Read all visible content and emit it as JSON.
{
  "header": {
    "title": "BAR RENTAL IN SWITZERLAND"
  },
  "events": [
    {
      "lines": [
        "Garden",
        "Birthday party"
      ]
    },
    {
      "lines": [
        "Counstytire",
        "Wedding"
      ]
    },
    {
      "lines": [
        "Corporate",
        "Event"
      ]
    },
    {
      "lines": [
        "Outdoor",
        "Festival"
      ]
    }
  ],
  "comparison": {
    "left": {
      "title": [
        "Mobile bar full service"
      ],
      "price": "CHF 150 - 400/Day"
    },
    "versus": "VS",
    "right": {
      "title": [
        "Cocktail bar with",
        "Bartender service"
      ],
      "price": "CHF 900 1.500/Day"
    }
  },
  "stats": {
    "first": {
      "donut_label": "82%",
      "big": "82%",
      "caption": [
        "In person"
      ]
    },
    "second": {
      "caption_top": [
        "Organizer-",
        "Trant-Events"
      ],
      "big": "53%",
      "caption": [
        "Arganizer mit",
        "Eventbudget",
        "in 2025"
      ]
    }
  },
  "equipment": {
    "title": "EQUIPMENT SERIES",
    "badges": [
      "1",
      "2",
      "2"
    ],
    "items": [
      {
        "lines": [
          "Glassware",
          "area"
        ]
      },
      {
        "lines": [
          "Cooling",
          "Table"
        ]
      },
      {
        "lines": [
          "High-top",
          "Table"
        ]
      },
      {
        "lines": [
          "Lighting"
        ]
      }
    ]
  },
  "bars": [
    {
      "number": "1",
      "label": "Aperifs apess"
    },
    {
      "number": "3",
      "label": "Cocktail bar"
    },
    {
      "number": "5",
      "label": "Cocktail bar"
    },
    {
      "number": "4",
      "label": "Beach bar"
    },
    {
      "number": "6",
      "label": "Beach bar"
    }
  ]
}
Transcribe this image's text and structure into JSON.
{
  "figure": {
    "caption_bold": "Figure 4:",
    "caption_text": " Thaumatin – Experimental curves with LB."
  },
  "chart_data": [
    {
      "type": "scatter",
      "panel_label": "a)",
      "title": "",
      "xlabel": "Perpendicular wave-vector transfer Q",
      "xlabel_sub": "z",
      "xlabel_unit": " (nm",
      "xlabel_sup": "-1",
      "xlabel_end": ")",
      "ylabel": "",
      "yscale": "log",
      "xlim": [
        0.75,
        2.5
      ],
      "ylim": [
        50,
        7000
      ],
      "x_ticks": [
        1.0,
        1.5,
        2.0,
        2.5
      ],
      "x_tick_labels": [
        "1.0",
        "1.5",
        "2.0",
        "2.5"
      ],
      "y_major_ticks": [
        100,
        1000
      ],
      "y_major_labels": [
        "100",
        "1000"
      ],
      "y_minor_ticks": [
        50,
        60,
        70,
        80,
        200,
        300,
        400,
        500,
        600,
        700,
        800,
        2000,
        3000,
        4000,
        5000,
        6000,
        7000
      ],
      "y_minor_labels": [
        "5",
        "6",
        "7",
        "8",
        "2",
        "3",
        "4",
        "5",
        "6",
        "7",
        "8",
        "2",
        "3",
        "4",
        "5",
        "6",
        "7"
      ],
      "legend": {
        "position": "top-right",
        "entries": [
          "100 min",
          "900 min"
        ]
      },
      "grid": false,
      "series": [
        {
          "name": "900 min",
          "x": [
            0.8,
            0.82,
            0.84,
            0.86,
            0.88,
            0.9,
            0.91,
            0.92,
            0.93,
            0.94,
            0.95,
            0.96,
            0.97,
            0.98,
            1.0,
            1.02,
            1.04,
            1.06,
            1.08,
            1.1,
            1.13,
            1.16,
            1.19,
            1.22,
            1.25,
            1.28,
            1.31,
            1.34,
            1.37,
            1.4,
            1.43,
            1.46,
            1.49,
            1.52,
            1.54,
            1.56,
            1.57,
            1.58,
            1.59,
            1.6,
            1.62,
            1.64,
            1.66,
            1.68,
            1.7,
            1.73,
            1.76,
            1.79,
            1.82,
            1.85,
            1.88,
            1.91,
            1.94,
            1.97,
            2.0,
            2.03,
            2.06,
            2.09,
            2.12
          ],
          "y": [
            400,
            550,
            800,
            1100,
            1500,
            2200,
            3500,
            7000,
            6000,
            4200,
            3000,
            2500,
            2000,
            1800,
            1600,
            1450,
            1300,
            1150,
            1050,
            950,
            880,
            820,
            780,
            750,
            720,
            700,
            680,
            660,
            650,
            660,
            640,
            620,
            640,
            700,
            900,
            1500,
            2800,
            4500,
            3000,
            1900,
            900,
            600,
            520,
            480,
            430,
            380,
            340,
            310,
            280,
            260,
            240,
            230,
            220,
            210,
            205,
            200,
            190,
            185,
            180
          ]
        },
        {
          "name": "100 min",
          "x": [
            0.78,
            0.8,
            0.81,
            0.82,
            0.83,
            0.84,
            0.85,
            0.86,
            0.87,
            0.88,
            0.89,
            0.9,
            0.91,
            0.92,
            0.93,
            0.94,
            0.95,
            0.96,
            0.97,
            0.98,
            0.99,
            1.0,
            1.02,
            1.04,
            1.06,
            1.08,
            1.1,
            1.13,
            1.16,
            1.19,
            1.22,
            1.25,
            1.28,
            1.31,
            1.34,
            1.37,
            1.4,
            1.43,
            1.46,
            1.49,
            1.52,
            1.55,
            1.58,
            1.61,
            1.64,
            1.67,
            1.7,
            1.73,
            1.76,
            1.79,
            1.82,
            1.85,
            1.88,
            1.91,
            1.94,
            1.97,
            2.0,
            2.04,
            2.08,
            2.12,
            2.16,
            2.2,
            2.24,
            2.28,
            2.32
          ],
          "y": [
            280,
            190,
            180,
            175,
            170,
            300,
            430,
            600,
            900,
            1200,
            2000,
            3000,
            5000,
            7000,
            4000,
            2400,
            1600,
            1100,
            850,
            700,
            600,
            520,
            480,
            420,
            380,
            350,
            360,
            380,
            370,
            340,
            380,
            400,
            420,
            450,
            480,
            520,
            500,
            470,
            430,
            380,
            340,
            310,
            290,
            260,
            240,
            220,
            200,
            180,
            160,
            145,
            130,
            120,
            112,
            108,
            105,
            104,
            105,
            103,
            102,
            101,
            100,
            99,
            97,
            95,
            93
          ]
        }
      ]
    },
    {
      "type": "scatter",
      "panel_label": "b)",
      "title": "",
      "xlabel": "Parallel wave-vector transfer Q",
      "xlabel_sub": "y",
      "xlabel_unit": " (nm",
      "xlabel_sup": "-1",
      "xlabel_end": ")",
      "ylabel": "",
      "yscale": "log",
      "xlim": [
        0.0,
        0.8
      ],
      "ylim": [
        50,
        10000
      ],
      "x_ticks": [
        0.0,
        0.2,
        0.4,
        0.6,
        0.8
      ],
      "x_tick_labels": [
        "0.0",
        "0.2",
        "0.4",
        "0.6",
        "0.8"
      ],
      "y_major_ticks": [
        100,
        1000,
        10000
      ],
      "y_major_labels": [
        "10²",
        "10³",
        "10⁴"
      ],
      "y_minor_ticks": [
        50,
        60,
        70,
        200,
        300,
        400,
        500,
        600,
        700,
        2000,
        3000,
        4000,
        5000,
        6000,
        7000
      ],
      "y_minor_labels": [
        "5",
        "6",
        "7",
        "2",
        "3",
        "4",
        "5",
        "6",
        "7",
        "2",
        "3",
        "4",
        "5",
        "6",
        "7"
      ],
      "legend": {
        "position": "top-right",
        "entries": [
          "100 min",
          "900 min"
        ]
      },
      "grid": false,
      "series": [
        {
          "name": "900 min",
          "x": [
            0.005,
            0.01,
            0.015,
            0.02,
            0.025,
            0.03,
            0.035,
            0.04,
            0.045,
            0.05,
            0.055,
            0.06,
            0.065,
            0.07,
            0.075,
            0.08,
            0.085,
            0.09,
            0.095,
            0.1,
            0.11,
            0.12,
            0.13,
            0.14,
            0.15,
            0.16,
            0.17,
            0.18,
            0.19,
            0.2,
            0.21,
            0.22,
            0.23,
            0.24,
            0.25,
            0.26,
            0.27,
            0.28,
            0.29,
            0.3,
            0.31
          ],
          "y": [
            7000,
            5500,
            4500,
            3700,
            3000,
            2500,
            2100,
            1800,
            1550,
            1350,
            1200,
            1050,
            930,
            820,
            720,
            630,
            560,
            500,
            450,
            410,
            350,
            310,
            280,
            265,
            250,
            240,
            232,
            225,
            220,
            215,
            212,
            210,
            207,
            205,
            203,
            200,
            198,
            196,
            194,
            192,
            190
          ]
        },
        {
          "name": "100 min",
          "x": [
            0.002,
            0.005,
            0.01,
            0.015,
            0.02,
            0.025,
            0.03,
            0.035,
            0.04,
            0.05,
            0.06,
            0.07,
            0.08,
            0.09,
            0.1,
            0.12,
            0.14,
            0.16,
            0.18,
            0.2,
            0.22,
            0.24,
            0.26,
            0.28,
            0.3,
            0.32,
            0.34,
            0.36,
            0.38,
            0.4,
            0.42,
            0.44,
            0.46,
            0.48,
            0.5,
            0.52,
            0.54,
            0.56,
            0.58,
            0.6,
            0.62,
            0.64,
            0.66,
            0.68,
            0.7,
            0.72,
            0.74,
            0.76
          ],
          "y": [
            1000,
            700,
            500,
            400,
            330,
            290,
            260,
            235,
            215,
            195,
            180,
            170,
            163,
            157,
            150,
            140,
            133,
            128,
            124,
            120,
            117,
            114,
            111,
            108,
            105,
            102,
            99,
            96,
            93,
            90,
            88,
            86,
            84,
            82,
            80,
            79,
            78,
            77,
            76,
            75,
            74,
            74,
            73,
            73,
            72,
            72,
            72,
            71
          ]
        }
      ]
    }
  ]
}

WORK TO COMPLETE | Give only the number of lines in the data that hold the word "with".

ANSWER BELOW | 2